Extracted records
- - -
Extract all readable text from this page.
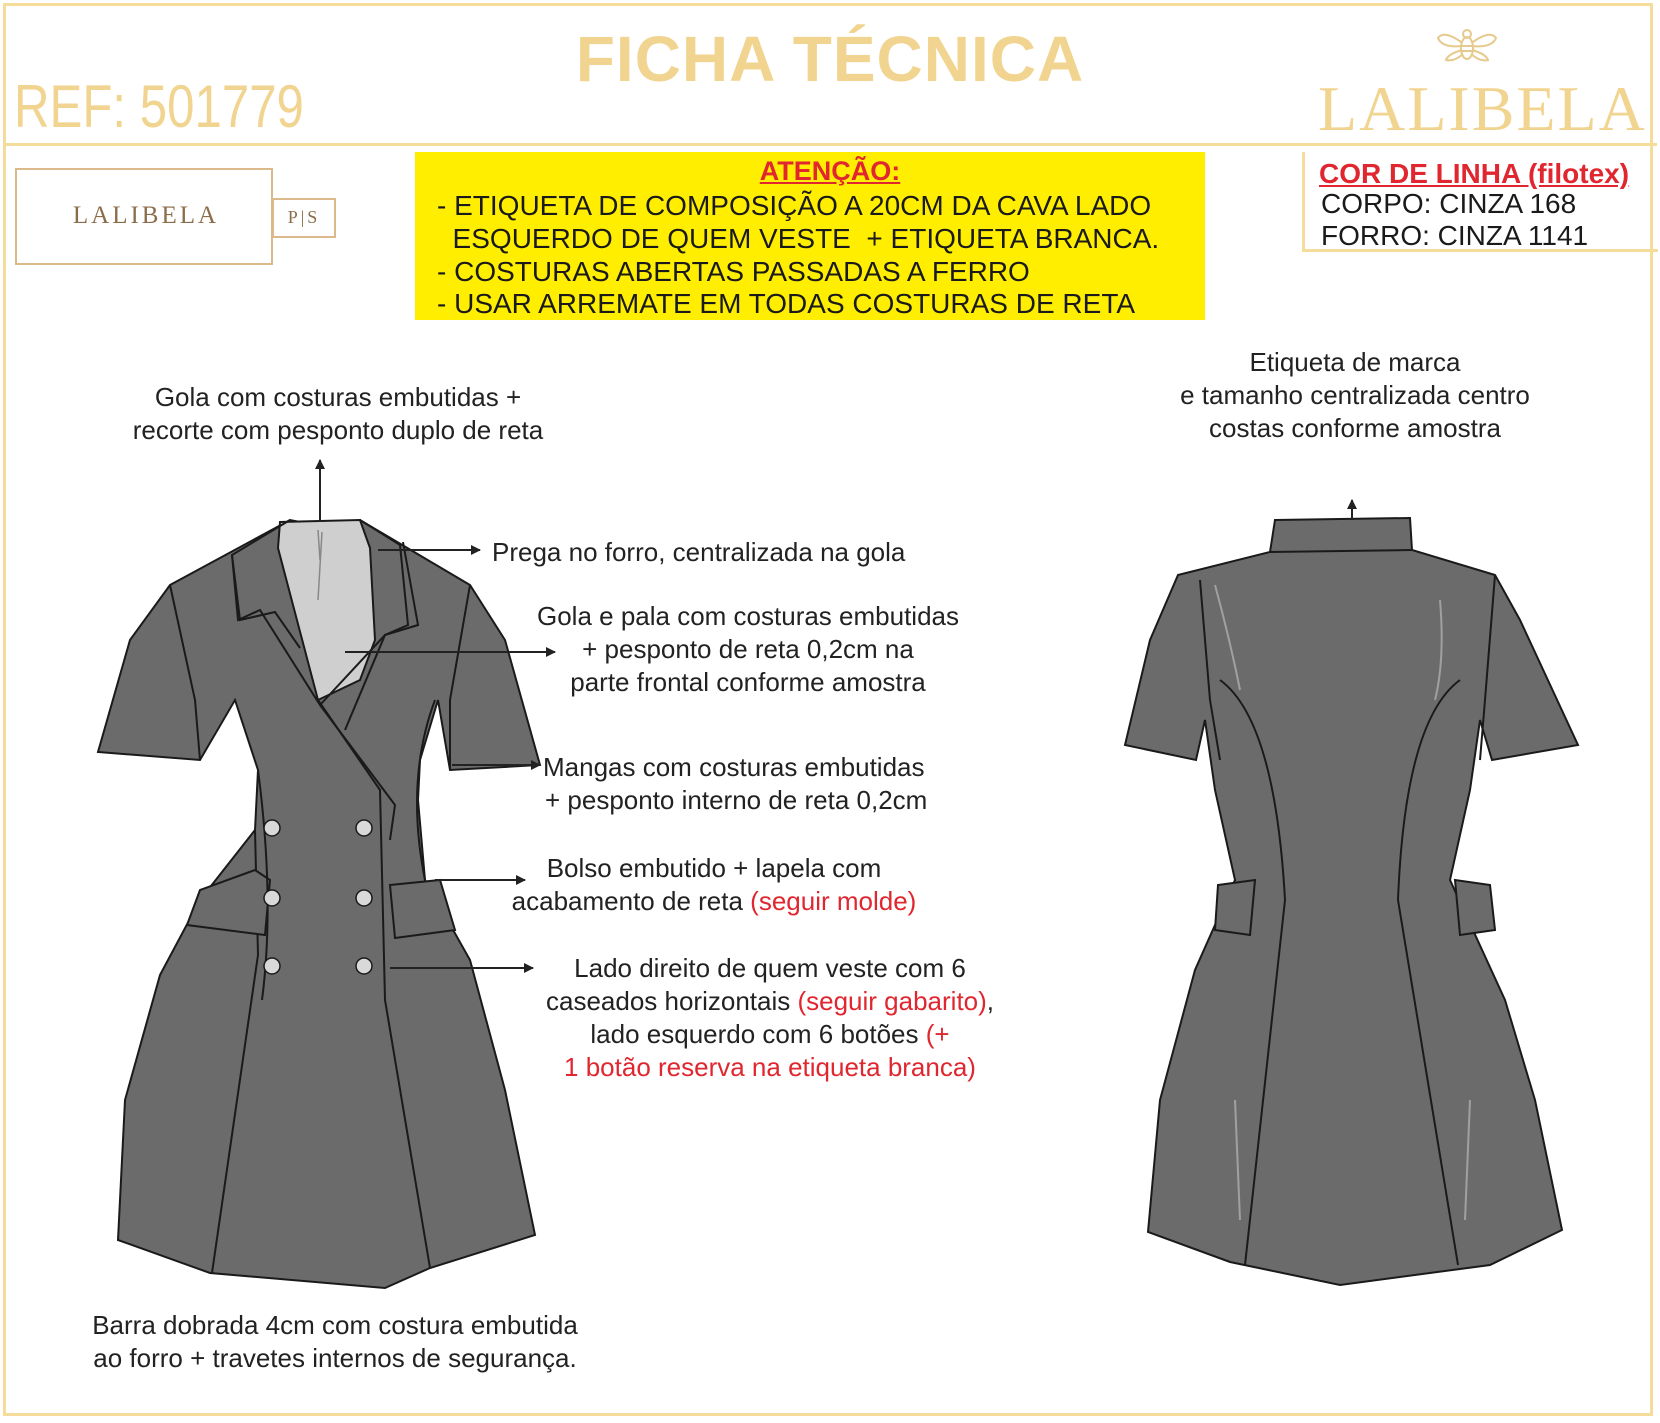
FICHA TÉCNICA
REF: 501779	LALIBELA
LALIBELA	P|S
ATENÇÃO:
- ETIQUETA DE COMPOSIÇÃO A 20CM DA CAVA LADO
ESQUERDO DE QUEM VESTE  + ETIQUETA BRANCA.
- COSTURAS ABERTAS PASSADAS A FERRO
- USAR ARREMATE EM TODAS COSTURAS DE RETA
COR DE LINHA (filotex)
CORPO: CINZA 168
FORRO: CINZA 1141
Gola com costuras embutidas +
recorte com pesponto duplo de reta
Prega no forro, centralizada na gola
Gola e pala com costuras embutidas
+ pesponto de reta 0,2cm na
parte frontal conforme amostra
Mangas com costuras embutidas
+ pesponto interno de reta 0,2cm
Bolso embutido + lapela com
acabamento de reta (seguir molde)
Lado direito de quem veste com 6
caseados horizontais (seguir gabarito),
lado esquerdo com 6 botões (+
1 botão reserva na etiqueta branca)
Barra dobrada 4cm com costura embutida
ao forro + travetes internos de segurança.
Etiqueta de marca
e tamanho centralizada centro
costas conforme amostra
- - -
Leave out the pictures and retype every line above exactly.

Answer to this problem:
Extract all readable text from this page.
FICHA TÉCNICA
REF: 501779	LALIBELA
LALIBELA	P|S
ATENÇÃO:
- ETIQUETA DE COMPOSIÇÃO A 20CM DA CAVA LADO
ESQUERDO DE QUEM VESTE  + ETIQUETA BRANCA.
- COSTURAS ABERTAS PASSADAS A FERRO
- USAR ARREMATE EM TODAS COSTURAS DE RETA
COR DE LINHA (filotex)
CORPO: CINZA 168
FORRO: CINZA 1141
Gola com costuras embutidas +
recorte com pesponto duplo de reta
Prega no forro, centralizada na gola
Gola e pala com costuras embutidas
+ pesponto de reta 0,2cm na
parte frontal conforme amostra
Mangas com costuras embutidas
+ pesponto interno de reta 0,2cm
Bolso embutido + lapela com
acabamento de reta (seguir molde)
Lado direito de quem veste com 6
caseados horizontais (seguir gabarito),
lado esquerdo com 6 botões (+
1 botão reserva na etiqueta branca)
Barra dobrada 4cm com costura embutida
ao forro + travetes internos de segurança.
Etiqueta de marca
e tamanho centralizada centro
costas conforme amostra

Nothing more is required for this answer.